Uno degli scopi del vostro convenire è crescere nella consapevolezza della dignità dell’ufficio che vi è assegnato, per collaborare in maniera sempre più competente e aggiornata nell’amministrazione dei beni temporali della Chiesa, esercitando le varie funzioni via via affidatevi di gestione, di vigilanza o anche di consulenza.
In uno scritto del 1965 Yves Congar osservava che pochi sono i teologi che hanno considerato i beni temporali della Chiesa, «eppure si tratta d’una realtà appartenente anch’essa all’ecclesiologia» 1.
Il magistero del Concilio Vaticano II, di cui stiamo celebrando il cinquantesimo anniversario dell’apertura, è molto chiaro in proposito. La Costituzione conciliare Gaudium et spes, in particolare, afferma che «la Chiesa stessa si serve di beni temporali nella misura che la propria missione richiede» 2. Non c’è alcun dubbio che la Chiesa possa detenere dei beni temporali e che debba amministrarli in modo appropriato ed efficace, per la sua missione e nella misura in cui servono alla sua testimonianza di fede, speranza e carità. L’ecclesiologia conciliare fonda tale affermazione già con l’adozione – nel primo capitolo della Lumen gentium – della categoria di mistero, per spiegare come «la società costituita di organi gerarchici e il corpo mistico di Cristo, l’assemblea visibile e la comunità spirituale, la Chiesa terrestre e la Chiesa arricchita di beni celesti, non si devono considerare come due cose diverse; esse formano piuttosto una sola complessa realtà risultante di un duplice elemento, umano e divino» 3. In quanto realtà anche umana e sociale, la comunità ecclesiale vive nelle dinamiche proprie dell’esistenza umana, comprese le sue condizioni materiali.
-=-=-
Attività da svolgere:
1. Secondo il brano, in quale anno Yves Congar osservava che pochi teologi avevano considerato i beni temporali della Chiesa?
2. Riscrivi il brano dalle parole "Uno degli scopi" fino alle parole "anche di consulenza." comprese, mettendo "coscienza" al posto di "consapevolezza".
3. In che modo, secondo il brano, l'ecclesiologia conciliare fonda l'affermazione che la Chiesa possa detenere beni temporali?

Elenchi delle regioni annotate
-=-=-
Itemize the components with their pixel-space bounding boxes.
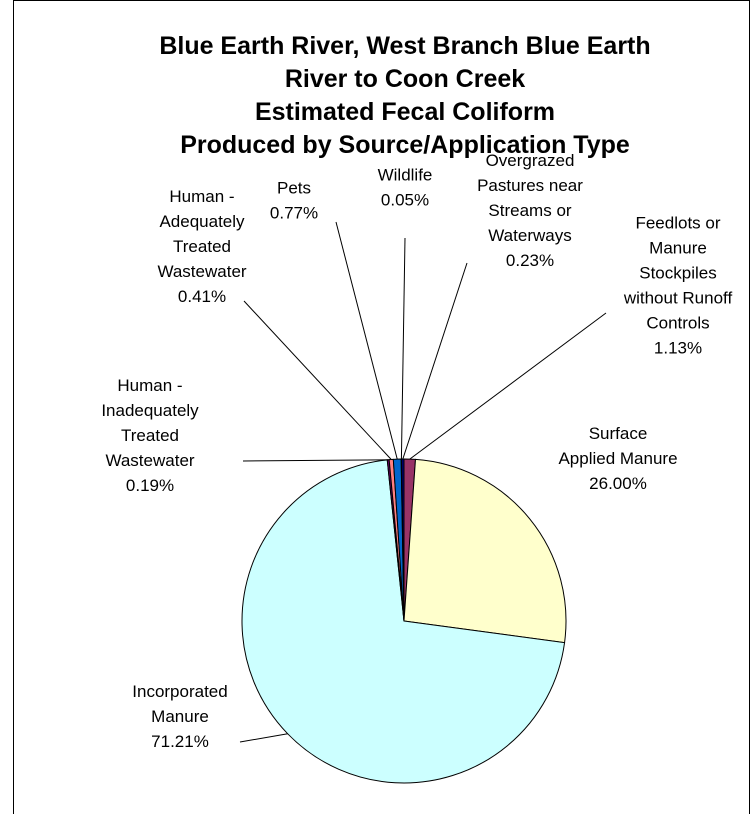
slice-label-line: Manure	[151, 707, 209, 726]
leader-line	[400, 237, 406, 460]
slice-label-line: Feedlots or	[635, 214, 720, 233]
slice-label-line: Overgrazed	[486, 151, 575, 170]
slice-label-line: Treated	[121, 426, 179, 445]
slice-label-line: Manure	[649, 239, 707, 258]
slice-label-line: Surface	[589, 424, 648, 443]
chart-border-top	[13, 0, 750, 1]
slice-label-line: Inadequately	[101, 401, 199, 420]
slice-label-line: 1.13%	[654, 339, 702, 358]
leader-line	[335, 221, 398, 460]
slice-label-line: 0.05%	[381, 191, 429, 210]
chart-title: Blue Earth River, West Branch Blue Earth…	[60, 30, 750, 162]
chart-title-line-4: Produced by Source/Application Type	[180, 131, 630, 159]
slice-label: Incorporated Manure 71.21%	[132, 682, 227, 751]
slice-label: Surface Applied Manure 26.00%	[558, 424, 677, 493]
slice-label-line: Incorporated	[132, 682, 227, 701]
slice-label-line: Human -	[169, 187, 234, 206]
leader-line	[239, 733, 288, 743]
slice-label-line: 0.23%	[506, 251, 554, 270]
chart-frame	[13, 0, 750, 814]
slice-label-line: Human -	[117, 376, 182, 395]
chart-title-line-3: Estimated Fecal Coliform	[254, 98, 556, 126]
slice-label-line: 0.77%	[270, 204, 318, 223]
chart-title-line-2: River to Coon Creek	[284, 65, 526, 93]
slice-label-line: Applied Manure	[558, 449, 677, 468]
slice-label-line: Wildlife	[378, 166, 433, 185]
leader-line	[409, 312, 607, 460]
slice-label-line: Stockpiles	[639, 264, 716, 283]
leader-line	[402, 262, 468, 460]
slice-label-line: Waterways	[488, 226, 571, 245]
slice-label-line: 0.19%	[126, 476, 174, 495]
pie-slice	[241, 459, 566, 784]
slice-label-line: 26.00%	[589, 474, 647, 493]
slice-label-line: Wastewater	[157, 262, 246, 281]
chart-title-line-1: Blue Earth River, West Branch Blue Earth	[159, 32, 651, 60]
slice-label: Overgrazed Pastures near Streams or Waterwa…	[477, 151, 583, 270]
slice-label-line: Pastures near	[477, 176, 583, 195]
slice-label: Feedlots or Manure Stockpiles without Runof…	[623, 214, 733, 358]
slice-label-line: Treated	[173, 237, 231, 256]
leader-line	[243, 300, 392, 460]
slice-label-line: Streams or	[488, 201, 571, 220]
slice-label-line: Controls	[646, 314, 709, 333]
slice-label-line: Adequately	[159, 212, 245, 231]
slice-label-line: Pets	[277, 179, 311, 198]
slice-label: Pets 0.77%	[270, 179, 318, 223]
slice-label: Wildlife 0.05%	[378, 166, 433, 210]
slice-label-line: 71.21%	[151, 732, 209, 751]
slice-label: Human - Inadequately Treated Wastewater 0.19…	[101, 376, 199, 495]
slice-label-line: without Runoff	[623, 289, 733, 308]
slice-label-line: Wastewater	[105, 451, 194, 470]
leader-line	[242, 459, 389, 462]
slice-label: Human - Adequately Treated Wastewater 0.41%	[157, 187, 246, 306]
slice-label-line: 0.41%	[178, 287, 226, 306]
pie-slice	[403, 458, 567, 644]
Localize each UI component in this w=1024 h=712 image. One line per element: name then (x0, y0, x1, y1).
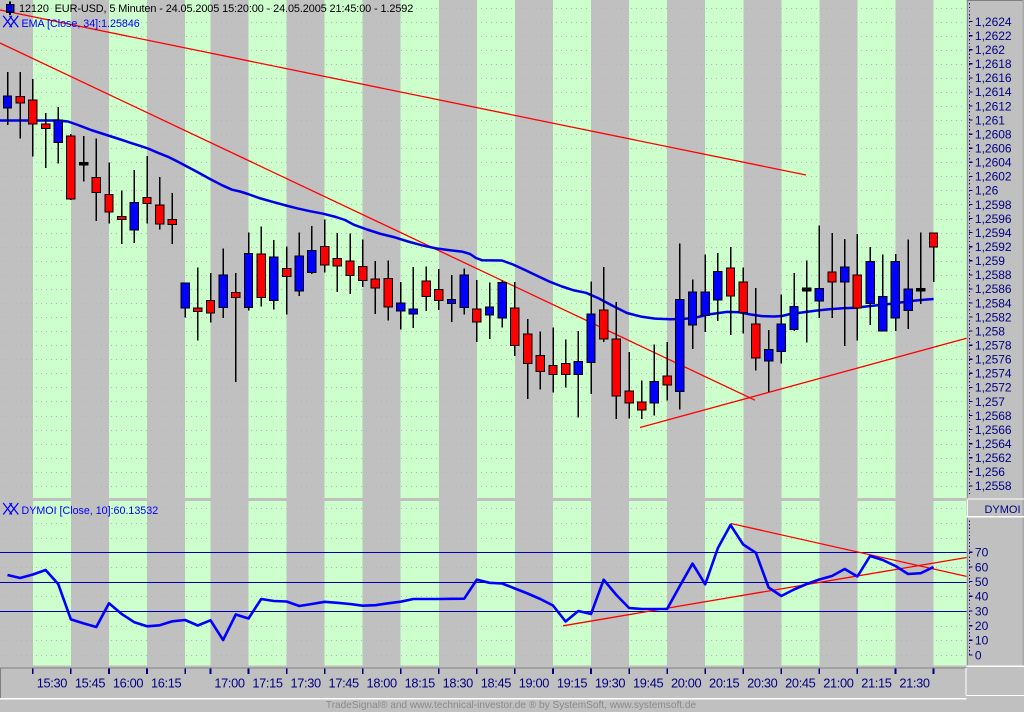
svg-text:15:30: 15:30 (37, 675, 68, 690)
svg-text:10: 10 (975, 634, 989, 648)
svg-text:19:30: 19:30 (595, 675, 626, 690)
svg-text:1,2568: 1,2568 (975, 409, 1012, 423)
svg-text:40: 40 (975, 590, 989, 604)
svg-text:1,262: 1,262 (975, 43, 1005, 57)
svg-text:12120 EUR-USD, 5 Minuten - 24: 12120 EUR-USD, 5 Minuten - 24.05.2005 15… (19, 3, 413, 15)
svg-text:1,2558: 1,2558 (975, 479, 1012, 493)
svg-text:EMA [Close, 34]:1.25846: EMA [Close, 34]:1.25846 (22, 18, 140, 30)
svg-text:DYMOI: DYMOI (984, 504, 1020, 516)
svg-text:17:15: 17:15 (252, 675, 283, 690)
svg-text:1,2562: 1,2562 (975, 451, 1012, 465)
svg-text:20: 20 (975, 619, 989, 633)
svg-text:1,259: 1,259 (975, 254, 1005, 268)
svg-text:1,2584: 1,2584 (975, 296, 1012, 310)
svg-text:1,2586: 1,2586 (975, 282, 1012, 296)
svg-text:20:15: 20:15 (709, 675, 740, 690)
svg-text:1,26: 1,26 (975, 184, 999, 198)
svg-text:20:00: 20:00 (671, 675, 702, 690)
svg-text:19:00: 19:00 (519, 675, 550, 690)
svg-text:1,2588: 1,2588 (975, 268, 1012, 282)
svg-text:1,2594: 1,2594 (975, 226, 1012, 240)
svg-text:17:45: 17:45 (329, 675, 360, 690)
svg-text:1,2574: 1,2574 (975, 367, 1012, 381)
svg-text:1,2578: 1,2578 (975, 339, 1012, 353)
svg-text:TradeSignal® and www.technical: TradeSignal® and www.technical-investor.… (326, 700, 697, 711)
svg-text:1,2576: 1,2576 (975, 353, 1012, 367)
svg-text:17:00: 17:00 (214, 675, 245, 690)
svg-text:1,2566: 1,2566 (975, 423, 1012, 437)
svg-text:30: 30 (975, 604, 989, 618)
svg-text:1,2616: 1,2616 (975, 71, 1012, 85)
svg-text:1,2612: 1,2612 (975, 99, 1012, 113)
svg-text:1,2582: 1,2582 (975, 310, 1012, 324)
svg-text:16:00: 16:00 (113, 675, 144, 690)
svg-text:1,2608: 1,2608 (975, 128, 1012, 142)
svg-text:21:00: 21:00 (823, 675, 854, 690)
svg-text:70: 70 (975, 546, 989, 560)
svg-text:1,2606: 1,2606 (975, 142, 1012, 156)
svg-text:1,2624: 1,2624 (975, 15, 1012, 29)
svg-text:1,2572: 1,2572 (975, 381, 1012, 395)
svg-text:15:45: 15:45 (75, 675, 106, 690)
svg-text:0: 0 (975, 648, 982, 662)
svg-text:17:30: 17:30 (290, 675, 321, 690)
svg-text:1,2596: 1,2596 (975, 212, 1012, 226)
svg-text:18:45: 18:45 (481, 675, 512, 690)
svg-text:20:45: 20:45 (785, 675, 816, 690)
svg-text:19:45: 19:45 (633, 675, 664, 690)
svg-text:21:15: 21:15 (861, 675, 892, 690)
svg-text:DYMOI [Close, 10]:60.13532: DYMOI [Close, 10]:60.13532 (22, 505, 159, 517)
svg-text:18:30: 18:30 (443, 675, 474, 690)
svg-text:1,2614: 1,2614 (975, 85, 1012, 99)
svg-text:1,2604: 1,2604 (975, 156, 1012, 170)
svg-text:18:15: 18:15 (405, 675, 436, 690)
svg-text:1,2592: 1,2592 (975, 240, 1012, 254)
svg-text:18:00: 18:00 (367, 675, 398, 690)
svg-text:16:15: 16:15 (151, 675, 182, 690)
svg-text:1,2618: 1,2618 (975, 57, 1012, 71)
svg-text:1,2564: 1,2564 (975, 437, 1012, 451)
svg-text:1,261: 1,261 (975, 113, 1005, 127)
svg-text:20:30: 20:30 (747, 675, 778, 690)
svg-text:1,2598: 1,2598 (975, 198, 1012, 212)
svg-text:19:15: 19:15 (557, 675, 588, 690)
svg-text:1,2622: 1,2622 (975, 29, 1012, 43)
svg-text:1,256: 1,256 (975, 465, 1005, 479)
svg-text:1,257: 1,257 (975, 395, 1005, 409)
svg-text:60: 60 (975, 560, 989, 574)
svg-text:50: 50 (975, 575, 989, 589)
svg-text:1,258: 1,258 (975, 324, 1005, 338)
svg-text:21:30: 21:30 (899, 675, 930, 690)
svg-text:1,2602: 1,2602 (975, 170, 1012, 184)
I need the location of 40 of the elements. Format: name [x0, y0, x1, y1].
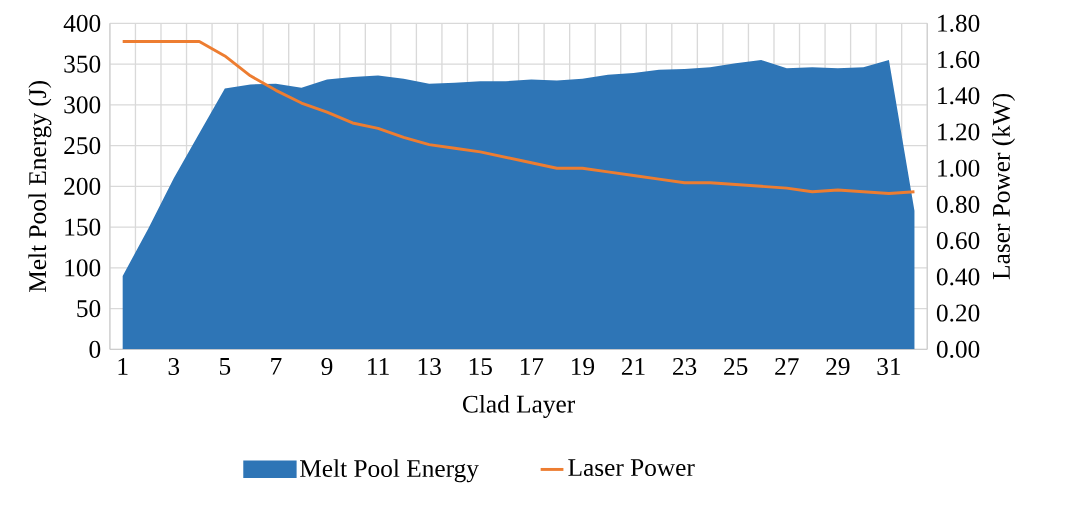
-=-=-
Risposte in ordine:
1. Nel 1965.

2.
Uno degli scopi del vostro convenire è crescere nella coscienza della dignità dell’ufficio che vi è assegnato, per collaborare in maniera sempre più competente e aggiornata nell’amministrazione dei beni temporali della Chiesa, esercitando le varie funzioni via via affidatevi di gestione, di vigilanza o anche di consulenza.

3. La fonda adottando, nel primo capitolo della Lumen gentium, la categoria di mistero, per cui la Chiesa visibile e quella spirituale formano una sola complessa realtà, umana e divina. In quanto realtà anche umana e sociale, la comunità ecclesiale vive nelle dinamiche proprie dell'esistenza umana, comprese le sue condizioni materiali.